Problem to solve
Copy each line below that includes "screenshot".

— begin Entries provided —

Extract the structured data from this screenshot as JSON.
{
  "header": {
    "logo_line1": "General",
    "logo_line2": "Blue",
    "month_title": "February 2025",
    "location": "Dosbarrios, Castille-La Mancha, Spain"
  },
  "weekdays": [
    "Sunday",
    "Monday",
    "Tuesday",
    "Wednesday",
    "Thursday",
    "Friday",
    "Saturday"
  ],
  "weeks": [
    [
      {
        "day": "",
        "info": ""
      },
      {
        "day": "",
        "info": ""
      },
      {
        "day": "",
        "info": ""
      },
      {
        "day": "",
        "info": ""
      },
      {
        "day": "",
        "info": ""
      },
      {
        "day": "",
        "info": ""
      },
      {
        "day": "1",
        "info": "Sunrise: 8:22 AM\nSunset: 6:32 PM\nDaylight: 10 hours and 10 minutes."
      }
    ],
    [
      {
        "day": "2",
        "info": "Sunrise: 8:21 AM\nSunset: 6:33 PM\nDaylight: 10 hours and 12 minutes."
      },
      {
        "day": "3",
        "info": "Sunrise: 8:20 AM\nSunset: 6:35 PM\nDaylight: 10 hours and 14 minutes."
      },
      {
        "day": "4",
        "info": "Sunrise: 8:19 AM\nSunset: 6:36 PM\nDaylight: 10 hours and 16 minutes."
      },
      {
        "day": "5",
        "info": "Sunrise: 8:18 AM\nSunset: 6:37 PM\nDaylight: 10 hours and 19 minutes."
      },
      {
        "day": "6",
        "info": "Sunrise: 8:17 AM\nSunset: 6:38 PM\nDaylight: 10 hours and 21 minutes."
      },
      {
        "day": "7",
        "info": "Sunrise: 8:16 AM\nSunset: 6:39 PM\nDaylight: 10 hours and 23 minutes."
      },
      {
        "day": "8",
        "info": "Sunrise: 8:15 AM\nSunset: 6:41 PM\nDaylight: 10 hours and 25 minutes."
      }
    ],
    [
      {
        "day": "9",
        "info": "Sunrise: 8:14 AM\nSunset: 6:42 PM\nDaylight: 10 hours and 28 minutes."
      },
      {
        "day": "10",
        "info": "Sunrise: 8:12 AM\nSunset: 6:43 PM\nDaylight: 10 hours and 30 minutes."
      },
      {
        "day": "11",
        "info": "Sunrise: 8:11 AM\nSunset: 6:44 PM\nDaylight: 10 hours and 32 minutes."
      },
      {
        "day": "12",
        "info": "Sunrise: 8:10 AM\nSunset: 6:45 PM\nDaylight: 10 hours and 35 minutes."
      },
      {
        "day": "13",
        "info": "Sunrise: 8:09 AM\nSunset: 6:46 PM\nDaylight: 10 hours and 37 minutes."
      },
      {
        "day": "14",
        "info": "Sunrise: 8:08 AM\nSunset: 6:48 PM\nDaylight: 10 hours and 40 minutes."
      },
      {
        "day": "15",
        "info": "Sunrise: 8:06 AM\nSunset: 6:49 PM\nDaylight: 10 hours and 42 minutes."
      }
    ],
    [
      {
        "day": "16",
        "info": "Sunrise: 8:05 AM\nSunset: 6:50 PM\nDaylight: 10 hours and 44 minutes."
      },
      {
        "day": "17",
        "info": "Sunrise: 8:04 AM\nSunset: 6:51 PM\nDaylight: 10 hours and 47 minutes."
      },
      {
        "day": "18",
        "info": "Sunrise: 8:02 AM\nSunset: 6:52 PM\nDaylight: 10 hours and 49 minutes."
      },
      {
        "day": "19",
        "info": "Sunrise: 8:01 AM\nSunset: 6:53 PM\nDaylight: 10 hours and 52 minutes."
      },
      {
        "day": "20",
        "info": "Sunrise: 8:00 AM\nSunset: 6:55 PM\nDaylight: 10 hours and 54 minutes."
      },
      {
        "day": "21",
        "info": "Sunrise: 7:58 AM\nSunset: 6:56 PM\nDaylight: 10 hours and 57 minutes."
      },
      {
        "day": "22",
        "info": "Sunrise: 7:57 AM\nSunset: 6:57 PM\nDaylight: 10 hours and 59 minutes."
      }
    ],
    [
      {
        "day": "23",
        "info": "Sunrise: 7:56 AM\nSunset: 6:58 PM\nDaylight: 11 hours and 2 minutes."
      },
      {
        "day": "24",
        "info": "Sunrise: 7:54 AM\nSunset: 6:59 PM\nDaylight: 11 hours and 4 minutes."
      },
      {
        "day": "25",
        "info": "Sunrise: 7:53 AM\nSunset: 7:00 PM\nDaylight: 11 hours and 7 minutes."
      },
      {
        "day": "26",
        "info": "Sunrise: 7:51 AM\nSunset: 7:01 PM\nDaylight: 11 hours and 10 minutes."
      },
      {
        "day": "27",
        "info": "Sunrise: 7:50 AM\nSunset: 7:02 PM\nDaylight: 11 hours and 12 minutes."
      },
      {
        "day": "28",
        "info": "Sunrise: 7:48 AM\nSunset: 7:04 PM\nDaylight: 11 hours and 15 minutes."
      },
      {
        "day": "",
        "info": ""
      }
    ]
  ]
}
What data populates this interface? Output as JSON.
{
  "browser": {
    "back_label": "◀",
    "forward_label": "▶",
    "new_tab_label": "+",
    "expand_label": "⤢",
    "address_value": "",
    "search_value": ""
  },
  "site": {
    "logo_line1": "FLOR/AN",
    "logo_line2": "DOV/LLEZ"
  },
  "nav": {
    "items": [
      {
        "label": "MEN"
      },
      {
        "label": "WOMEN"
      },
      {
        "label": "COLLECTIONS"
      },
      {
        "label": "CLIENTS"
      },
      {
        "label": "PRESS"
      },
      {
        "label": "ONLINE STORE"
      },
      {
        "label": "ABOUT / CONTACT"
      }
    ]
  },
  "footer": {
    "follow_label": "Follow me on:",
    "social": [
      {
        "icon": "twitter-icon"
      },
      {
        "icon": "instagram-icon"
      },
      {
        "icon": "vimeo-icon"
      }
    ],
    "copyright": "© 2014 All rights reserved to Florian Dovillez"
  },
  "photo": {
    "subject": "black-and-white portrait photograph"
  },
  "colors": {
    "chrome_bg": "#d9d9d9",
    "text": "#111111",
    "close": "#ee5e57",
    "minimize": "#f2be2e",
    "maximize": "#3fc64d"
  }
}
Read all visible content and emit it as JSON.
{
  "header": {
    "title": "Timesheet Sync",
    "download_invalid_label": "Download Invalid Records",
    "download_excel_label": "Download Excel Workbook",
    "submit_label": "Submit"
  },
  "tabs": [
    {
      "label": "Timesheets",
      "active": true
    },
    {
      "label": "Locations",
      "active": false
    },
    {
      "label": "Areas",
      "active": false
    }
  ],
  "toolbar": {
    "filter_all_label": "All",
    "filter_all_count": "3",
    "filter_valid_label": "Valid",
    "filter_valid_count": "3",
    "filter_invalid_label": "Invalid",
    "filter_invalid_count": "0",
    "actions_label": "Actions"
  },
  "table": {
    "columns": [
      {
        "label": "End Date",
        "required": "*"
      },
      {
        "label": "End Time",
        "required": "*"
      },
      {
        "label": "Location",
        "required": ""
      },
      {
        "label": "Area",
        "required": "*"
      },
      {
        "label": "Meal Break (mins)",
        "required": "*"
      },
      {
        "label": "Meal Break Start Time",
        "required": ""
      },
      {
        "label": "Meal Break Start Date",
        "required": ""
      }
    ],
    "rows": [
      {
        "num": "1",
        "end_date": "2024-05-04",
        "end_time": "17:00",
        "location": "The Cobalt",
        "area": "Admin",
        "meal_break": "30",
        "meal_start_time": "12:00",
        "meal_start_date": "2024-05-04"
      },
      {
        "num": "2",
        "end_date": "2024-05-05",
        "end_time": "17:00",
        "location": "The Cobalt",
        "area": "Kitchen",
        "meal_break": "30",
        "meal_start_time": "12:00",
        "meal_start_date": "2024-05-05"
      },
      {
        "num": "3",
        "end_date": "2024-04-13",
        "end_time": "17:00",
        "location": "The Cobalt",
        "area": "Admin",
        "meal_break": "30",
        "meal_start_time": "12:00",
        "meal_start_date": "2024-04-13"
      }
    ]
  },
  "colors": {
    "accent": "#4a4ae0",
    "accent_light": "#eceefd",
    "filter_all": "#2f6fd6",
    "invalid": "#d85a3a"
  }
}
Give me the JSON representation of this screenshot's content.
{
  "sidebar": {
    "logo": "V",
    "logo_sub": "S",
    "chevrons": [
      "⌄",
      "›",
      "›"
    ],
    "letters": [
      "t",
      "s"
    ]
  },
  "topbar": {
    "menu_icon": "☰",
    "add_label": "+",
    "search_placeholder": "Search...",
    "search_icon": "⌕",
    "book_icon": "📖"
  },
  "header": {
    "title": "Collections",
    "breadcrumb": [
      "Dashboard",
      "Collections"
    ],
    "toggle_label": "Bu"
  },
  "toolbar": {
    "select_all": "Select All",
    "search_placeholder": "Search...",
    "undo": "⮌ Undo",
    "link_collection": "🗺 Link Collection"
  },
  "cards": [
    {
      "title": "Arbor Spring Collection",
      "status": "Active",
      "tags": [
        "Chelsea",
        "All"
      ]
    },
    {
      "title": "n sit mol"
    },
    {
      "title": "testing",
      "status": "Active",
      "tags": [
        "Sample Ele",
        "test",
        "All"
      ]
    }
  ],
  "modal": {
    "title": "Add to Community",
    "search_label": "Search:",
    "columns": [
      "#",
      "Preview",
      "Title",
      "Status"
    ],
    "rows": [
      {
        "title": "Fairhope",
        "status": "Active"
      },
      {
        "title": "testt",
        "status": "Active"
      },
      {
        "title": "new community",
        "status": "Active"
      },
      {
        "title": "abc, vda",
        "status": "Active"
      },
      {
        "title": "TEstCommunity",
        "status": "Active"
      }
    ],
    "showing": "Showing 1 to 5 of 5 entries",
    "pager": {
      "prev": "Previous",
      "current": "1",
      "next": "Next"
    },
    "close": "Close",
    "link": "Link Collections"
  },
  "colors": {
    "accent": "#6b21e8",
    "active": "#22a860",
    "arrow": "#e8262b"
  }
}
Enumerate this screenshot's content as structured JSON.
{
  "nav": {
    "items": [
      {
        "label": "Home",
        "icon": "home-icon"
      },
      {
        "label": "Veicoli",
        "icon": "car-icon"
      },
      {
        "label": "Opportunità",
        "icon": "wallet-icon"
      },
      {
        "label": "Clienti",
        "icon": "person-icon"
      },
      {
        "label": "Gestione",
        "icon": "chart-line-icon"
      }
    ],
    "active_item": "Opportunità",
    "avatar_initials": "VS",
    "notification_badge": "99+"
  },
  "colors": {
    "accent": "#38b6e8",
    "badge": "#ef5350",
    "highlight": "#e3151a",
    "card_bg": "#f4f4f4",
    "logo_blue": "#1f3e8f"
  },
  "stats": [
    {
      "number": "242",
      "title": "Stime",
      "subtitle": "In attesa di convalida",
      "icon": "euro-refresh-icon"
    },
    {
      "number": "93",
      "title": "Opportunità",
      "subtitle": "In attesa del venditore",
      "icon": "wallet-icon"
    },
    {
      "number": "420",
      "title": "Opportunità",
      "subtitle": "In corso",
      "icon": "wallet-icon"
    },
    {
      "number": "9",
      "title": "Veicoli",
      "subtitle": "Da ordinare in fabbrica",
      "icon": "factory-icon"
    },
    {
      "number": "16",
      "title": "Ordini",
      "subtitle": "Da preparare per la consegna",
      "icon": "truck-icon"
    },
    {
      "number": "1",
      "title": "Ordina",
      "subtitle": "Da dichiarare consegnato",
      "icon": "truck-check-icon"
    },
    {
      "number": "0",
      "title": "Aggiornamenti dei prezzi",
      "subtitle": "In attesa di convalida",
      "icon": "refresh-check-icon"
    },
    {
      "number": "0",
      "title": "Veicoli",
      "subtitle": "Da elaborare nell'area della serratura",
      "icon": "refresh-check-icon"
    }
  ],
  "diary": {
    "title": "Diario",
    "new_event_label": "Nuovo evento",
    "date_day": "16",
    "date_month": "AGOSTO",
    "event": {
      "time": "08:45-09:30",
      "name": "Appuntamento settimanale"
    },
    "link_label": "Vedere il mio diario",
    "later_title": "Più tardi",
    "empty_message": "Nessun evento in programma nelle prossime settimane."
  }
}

— end Entries provided —

Exercise result
Extract the structured data from this screenshot as JSON.
Give me the JSON representation of this screenshot's content.
Enumerate this screenshot's content as structured JSON.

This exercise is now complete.